**Short task**
Only the number is wanted: count the lines that include the word "المهنية".

--- START OF Provided data ---

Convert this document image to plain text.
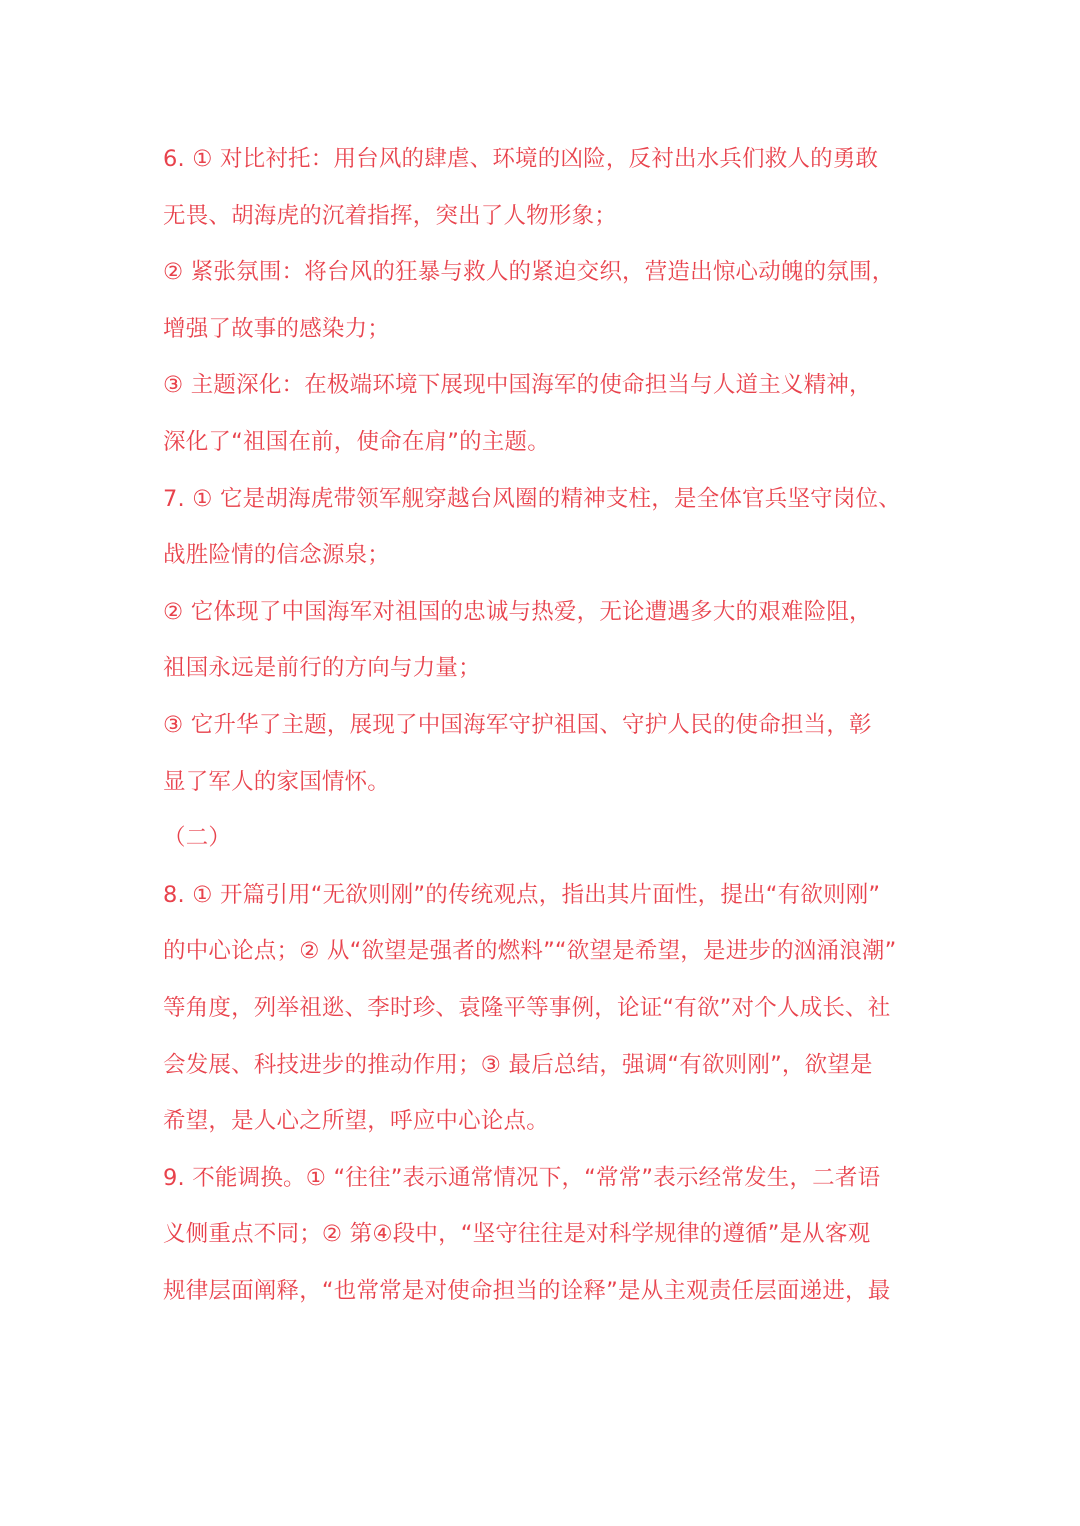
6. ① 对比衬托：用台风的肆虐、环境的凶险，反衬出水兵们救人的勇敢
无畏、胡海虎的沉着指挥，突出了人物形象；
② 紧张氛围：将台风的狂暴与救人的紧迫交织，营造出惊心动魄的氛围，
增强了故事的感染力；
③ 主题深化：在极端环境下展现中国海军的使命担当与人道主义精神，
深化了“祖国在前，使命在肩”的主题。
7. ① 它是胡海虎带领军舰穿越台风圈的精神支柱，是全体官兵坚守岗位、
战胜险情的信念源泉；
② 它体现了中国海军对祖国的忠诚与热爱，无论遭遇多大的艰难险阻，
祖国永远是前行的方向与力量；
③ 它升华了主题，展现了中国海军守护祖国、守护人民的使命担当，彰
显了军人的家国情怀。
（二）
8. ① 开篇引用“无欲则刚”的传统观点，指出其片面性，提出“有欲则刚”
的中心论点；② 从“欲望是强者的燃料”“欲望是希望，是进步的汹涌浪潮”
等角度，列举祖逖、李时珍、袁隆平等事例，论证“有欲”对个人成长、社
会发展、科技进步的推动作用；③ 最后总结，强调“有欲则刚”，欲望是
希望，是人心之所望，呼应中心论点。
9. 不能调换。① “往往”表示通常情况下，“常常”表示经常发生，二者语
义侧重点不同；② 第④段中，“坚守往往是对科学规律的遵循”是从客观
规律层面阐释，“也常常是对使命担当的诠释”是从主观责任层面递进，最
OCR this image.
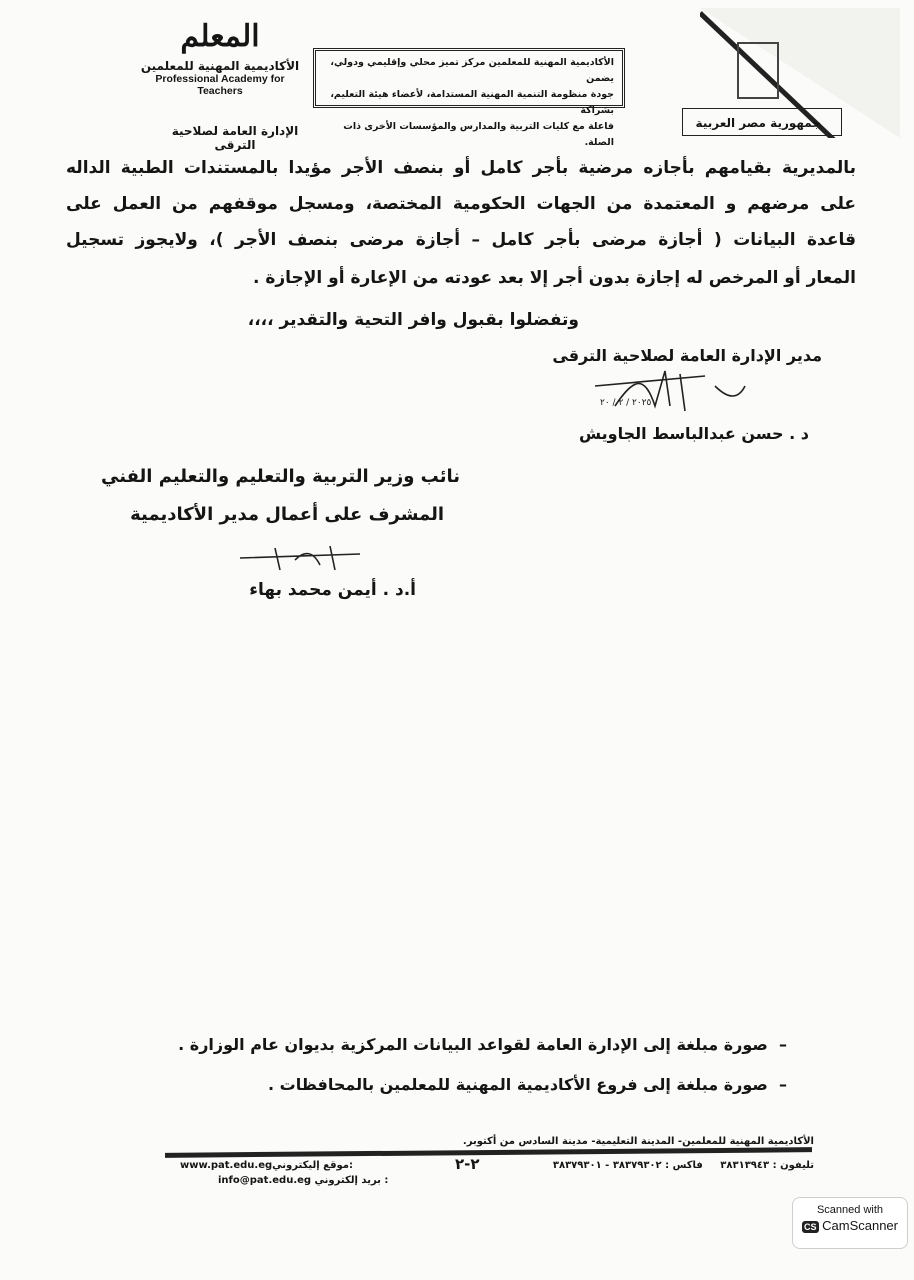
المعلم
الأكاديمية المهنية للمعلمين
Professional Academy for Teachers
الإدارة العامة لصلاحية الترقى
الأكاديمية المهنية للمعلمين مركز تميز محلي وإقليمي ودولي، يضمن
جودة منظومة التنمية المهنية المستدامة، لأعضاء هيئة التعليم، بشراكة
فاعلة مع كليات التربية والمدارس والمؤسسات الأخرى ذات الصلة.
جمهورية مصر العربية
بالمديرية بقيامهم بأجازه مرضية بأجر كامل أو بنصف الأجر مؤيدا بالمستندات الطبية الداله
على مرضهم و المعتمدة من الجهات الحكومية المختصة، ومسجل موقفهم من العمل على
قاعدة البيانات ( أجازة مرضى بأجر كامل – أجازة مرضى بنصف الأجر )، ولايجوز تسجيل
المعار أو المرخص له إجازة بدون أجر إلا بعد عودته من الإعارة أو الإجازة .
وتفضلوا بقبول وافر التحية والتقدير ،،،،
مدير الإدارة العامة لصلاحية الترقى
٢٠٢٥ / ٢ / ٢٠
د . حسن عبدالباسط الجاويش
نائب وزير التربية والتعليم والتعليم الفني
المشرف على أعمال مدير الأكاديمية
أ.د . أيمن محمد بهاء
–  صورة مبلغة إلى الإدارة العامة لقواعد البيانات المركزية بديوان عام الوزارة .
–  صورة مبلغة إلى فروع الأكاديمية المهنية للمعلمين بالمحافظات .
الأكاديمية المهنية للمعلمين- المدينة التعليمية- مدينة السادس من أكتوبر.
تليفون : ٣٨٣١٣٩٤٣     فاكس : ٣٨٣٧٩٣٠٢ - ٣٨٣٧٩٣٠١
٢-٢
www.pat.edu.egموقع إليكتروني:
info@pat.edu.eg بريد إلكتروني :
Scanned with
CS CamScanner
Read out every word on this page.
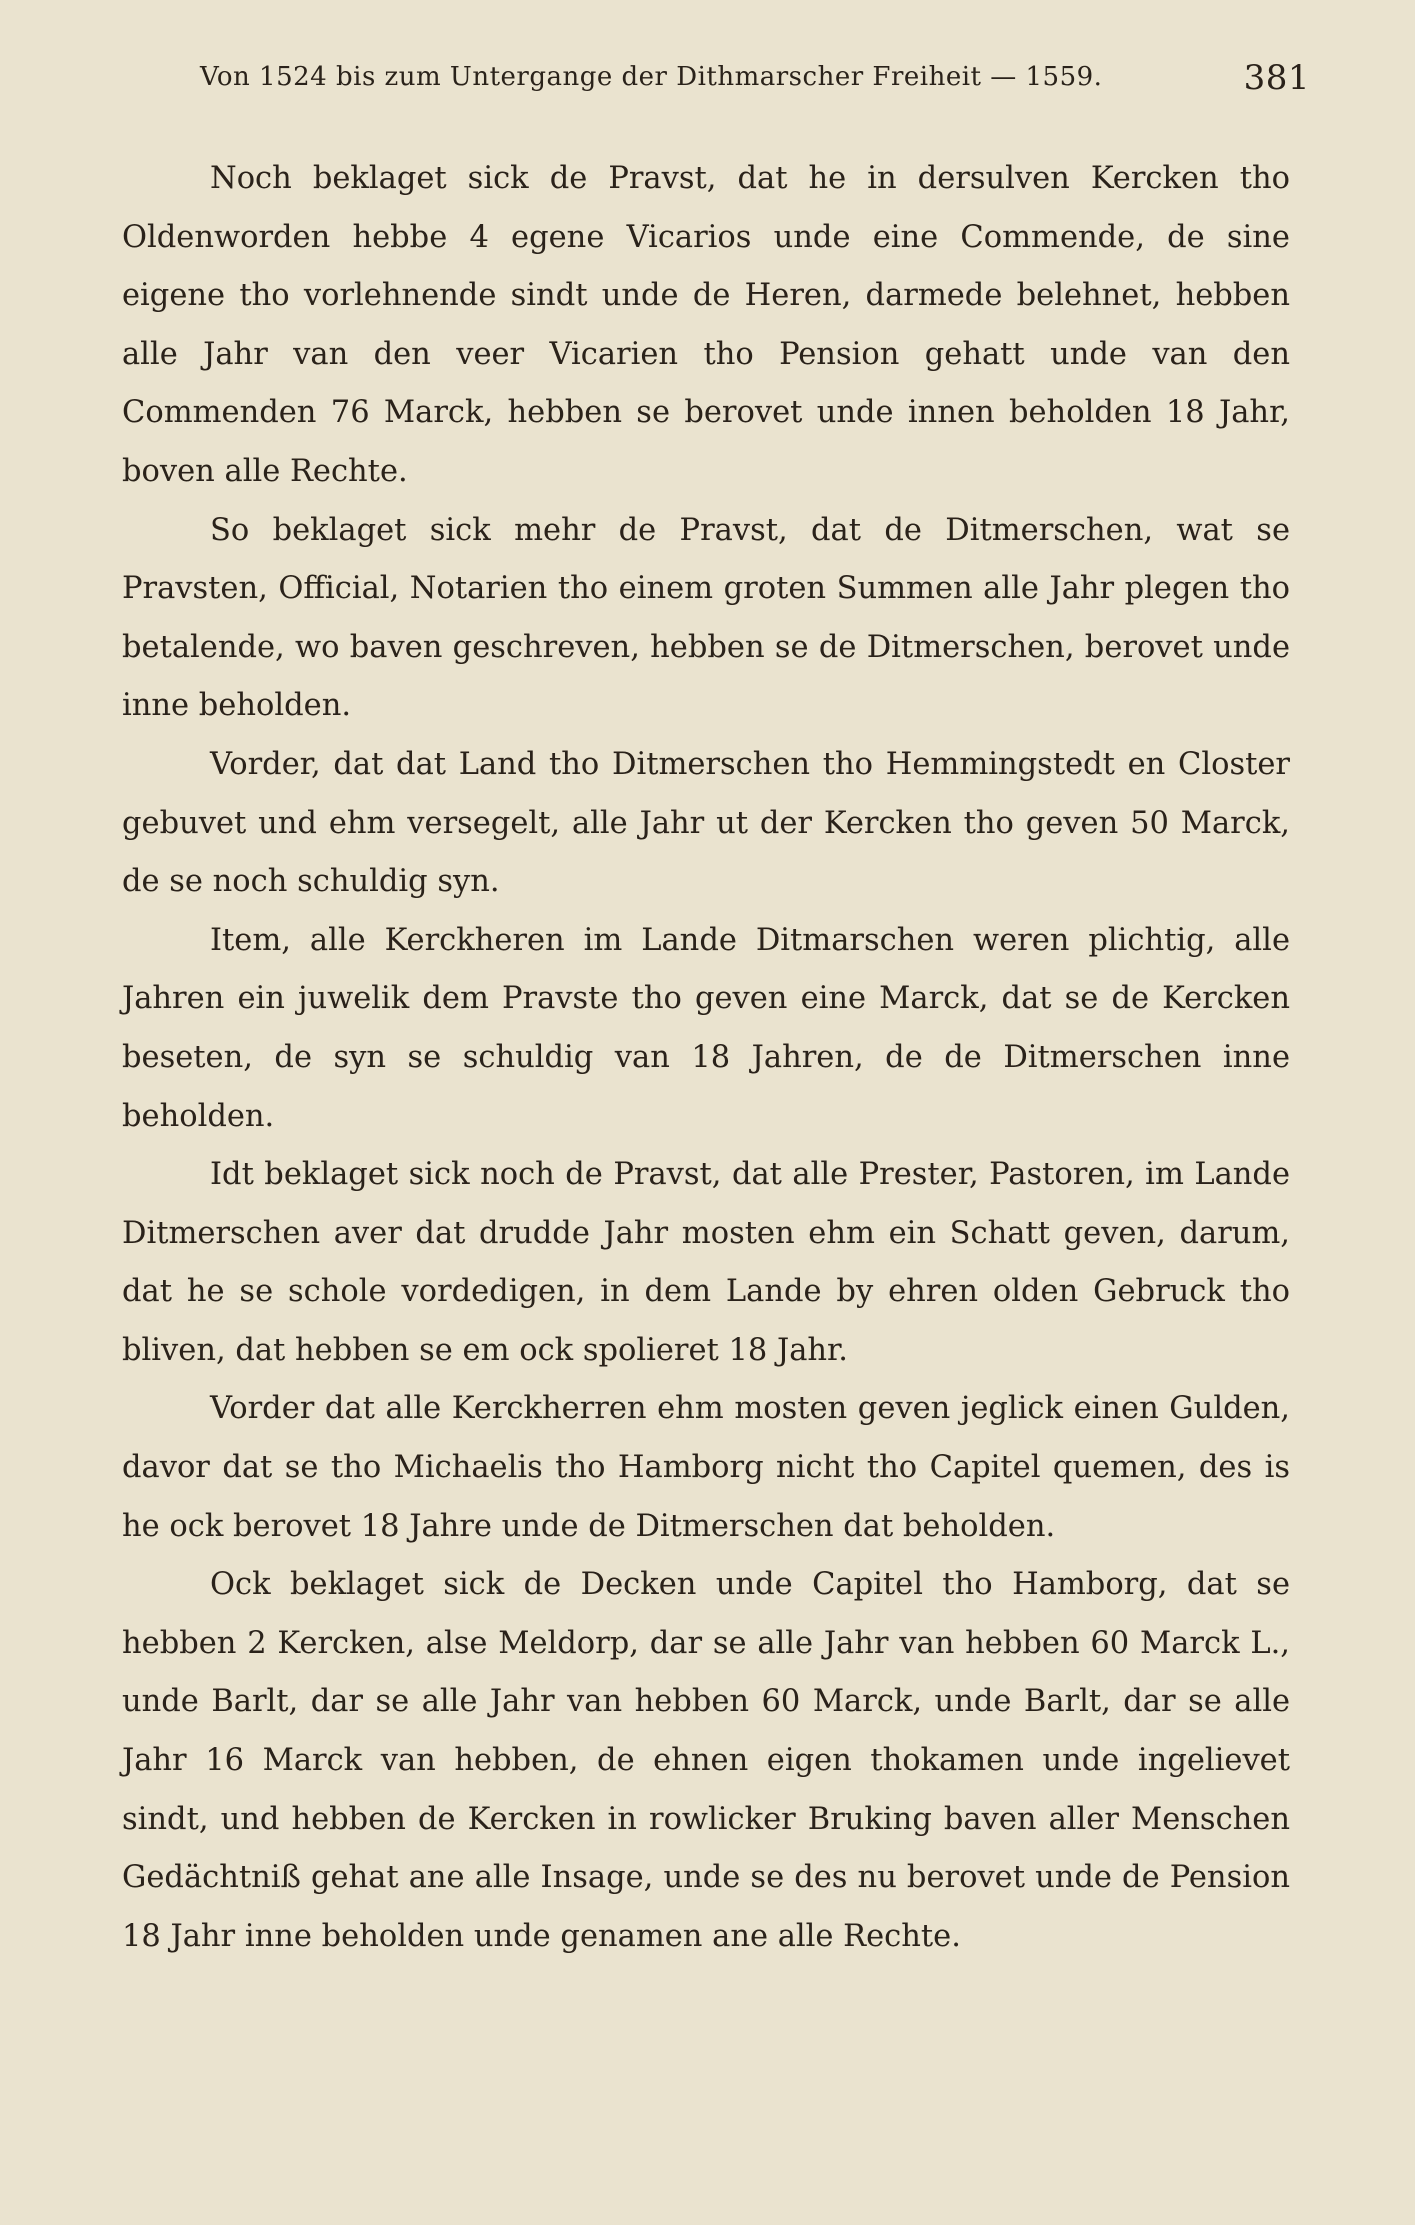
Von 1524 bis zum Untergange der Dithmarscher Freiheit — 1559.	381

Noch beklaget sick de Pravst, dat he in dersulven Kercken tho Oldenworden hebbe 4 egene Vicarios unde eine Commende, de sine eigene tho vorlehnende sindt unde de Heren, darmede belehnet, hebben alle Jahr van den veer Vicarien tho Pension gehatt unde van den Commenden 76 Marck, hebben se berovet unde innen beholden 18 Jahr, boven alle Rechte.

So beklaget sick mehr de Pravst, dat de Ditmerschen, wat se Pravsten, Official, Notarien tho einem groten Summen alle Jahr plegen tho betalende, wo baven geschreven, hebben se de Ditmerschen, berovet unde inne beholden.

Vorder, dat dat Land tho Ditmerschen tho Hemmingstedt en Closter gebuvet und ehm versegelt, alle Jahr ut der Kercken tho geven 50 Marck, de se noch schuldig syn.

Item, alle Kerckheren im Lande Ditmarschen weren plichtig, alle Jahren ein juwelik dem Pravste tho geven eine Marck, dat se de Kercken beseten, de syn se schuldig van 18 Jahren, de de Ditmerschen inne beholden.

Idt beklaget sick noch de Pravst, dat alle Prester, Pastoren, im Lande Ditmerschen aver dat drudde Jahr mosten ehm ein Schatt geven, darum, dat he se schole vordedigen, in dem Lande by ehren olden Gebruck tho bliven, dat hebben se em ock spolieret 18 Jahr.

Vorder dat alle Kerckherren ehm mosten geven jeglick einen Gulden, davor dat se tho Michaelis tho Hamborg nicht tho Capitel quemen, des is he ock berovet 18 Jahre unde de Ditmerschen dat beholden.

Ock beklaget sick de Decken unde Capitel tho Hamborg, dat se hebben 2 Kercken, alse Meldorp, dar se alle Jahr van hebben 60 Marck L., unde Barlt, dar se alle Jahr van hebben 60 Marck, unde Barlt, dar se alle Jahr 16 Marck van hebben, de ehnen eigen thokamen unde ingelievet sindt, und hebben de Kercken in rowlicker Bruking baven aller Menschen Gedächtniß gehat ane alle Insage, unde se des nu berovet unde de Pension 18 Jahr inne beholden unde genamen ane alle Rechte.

--- END OF Provided data ---

**Expected answer**
5